/---
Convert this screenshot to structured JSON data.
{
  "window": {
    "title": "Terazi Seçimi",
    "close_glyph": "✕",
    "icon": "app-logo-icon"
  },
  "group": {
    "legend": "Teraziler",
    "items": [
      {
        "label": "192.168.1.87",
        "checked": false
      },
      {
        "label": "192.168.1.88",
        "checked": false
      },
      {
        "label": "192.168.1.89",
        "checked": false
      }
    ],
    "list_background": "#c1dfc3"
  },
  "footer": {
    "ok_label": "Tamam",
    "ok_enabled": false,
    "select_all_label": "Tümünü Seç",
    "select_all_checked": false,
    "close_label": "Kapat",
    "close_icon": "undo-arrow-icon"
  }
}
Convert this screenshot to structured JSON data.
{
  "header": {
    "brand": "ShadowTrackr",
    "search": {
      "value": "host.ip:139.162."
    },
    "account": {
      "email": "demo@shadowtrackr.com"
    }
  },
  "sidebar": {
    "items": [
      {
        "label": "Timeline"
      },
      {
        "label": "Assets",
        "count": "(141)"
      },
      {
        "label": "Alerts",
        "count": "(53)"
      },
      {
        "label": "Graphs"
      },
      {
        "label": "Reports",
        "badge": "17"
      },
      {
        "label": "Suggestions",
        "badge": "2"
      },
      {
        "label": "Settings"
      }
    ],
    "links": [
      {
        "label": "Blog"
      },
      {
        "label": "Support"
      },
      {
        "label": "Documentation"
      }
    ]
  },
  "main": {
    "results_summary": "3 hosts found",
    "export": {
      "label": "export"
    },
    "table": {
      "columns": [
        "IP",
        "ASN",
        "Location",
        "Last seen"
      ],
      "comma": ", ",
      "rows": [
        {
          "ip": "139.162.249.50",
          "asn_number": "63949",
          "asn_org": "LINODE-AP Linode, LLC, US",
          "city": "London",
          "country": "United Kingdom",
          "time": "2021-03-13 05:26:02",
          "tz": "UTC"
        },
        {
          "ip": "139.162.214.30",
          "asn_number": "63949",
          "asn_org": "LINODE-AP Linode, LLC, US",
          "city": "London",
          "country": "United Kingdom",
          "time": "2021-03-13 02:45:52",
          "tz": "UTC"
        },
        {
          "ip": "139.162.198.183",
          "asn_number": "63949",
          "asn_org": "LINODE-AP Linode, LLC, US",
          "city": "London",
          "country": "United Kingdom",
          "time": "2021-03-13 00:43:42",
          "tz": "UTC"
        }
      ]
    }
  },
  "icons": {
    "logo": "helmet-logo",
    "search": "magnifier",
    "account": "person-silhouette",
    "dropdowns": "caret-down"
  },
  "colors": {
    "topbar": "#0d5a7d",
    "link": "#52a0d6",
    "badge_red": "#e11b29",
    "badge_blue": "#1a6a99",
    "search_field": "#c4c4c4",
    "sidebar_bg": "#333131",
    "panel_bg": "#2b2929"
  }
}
\---
→ **What is expected**
Copy out each record from above, exactly.

→ **Task output**
Convert this screenshot to structured JSON data.
{
  "window": {
    "title": "Terazi Seçimi",
    "close_glyph": "✕",
    "icon": "app-logo-icon"
  },
  "group": {
    "legend": "Teraziler",
    "items": [
      {
        "label": "192.168.1.87",
        "checked": false
      },
      {
        "label": "192.168.1.88",
        "checked": false
      },
      {
        "label": "192.168.1.89",
        "checked": false
      }
    ],
    "list_background": "#c1dfc3"
  },
  "footer": {
    "ok_label": "Tamam",
    "ok_enabled": false,
    "select_all_label": "Tümünü Seç",
    "select_all_checked": false,
    "close_label": "Kapat",
    "close_icon": "undo-arrow-icon"
  }
}
Convert this screenshot to structured JSON data.
{
  "header": {
    "brand": "ShadowTrackr",
    "search": {
      "value": "host.ip:139.162."
    },
    "account": {
      "email": "demo@shadowtrackr.com"
    }
  },
  "sidebar": {
    "items": [
      {
        "label": "Timeline"
      },
      {
        "label": "Assets",
        "count": "(141)"
      },
      {
        "label": "Alerts",
        "count": "(53)"
      },
      {
        "label": "Graphs"
      },
      {
        "label": "Reports",
        "badge": "17"
      },
      {
        "label": "Suggestions",
        "badge": "2"
      },
      {
        "label": "Settings"
      }
    ],
    "links": [
      {
        "label": "Blog"
      },
      {
        "label": "Support"
      },
      {
        "label": "Documentation"
      }
    ]
  },
  "main": {
    "results_summary": "3 hosts found",
    "export": {
      "label": "export"
    },
    "table": {
      "columns": [
        "IP",
        "ASN",
        "Location",
        "Last seen"
      ],
      "comma": ", ",
      "rows": [
        {
          "ip": "139.162.249.50",
          "asn_number": "63949",
          "asn_org": "LINODE-AP Linode, LLC, US",
          "city": "London",
          "country": "United Kingdom",
          "time": "2021-03-13 05:26:02",
          "tz": "UTC"
        },
        {
          "ip": "139.162.214.30",
          "asn_number": "63949",
          "asn_org": "LINODE-AP Linode, LLC, US",
          "city": "London",
          "country": "United Kingdom",
          "time": "2021-03-13 02:45:52",
          "tz": "UTC"
        },
        {
          "ip": "139.162.198.183",
          "asn_number": "63949",
          "asn_org": "LINODE-AP Linode, LLC, US",
          "city": "London",
          "country": "United Kingdom",
          "time": "2021-03-13 00:43:42",
          "tz": "UTC"
        }
      ]
    }
  },
  "icons": {
    "logo": "helmet-logo",
    "search": "magnifier",
    "account": "person-silhouette",
    "dropdowns": "caret-down"
  },
  "colors": {
    "topbar": "#0d5a7d",
    "link": "#52a0d6",
    "badge_red": "#e11b29",
    "badge_blue": "#1a6a99",
    "search_field": "#c4c4c4",
    "sidebar_bg": "#333131",
    "panel_bg": "#2b2929"
  }
}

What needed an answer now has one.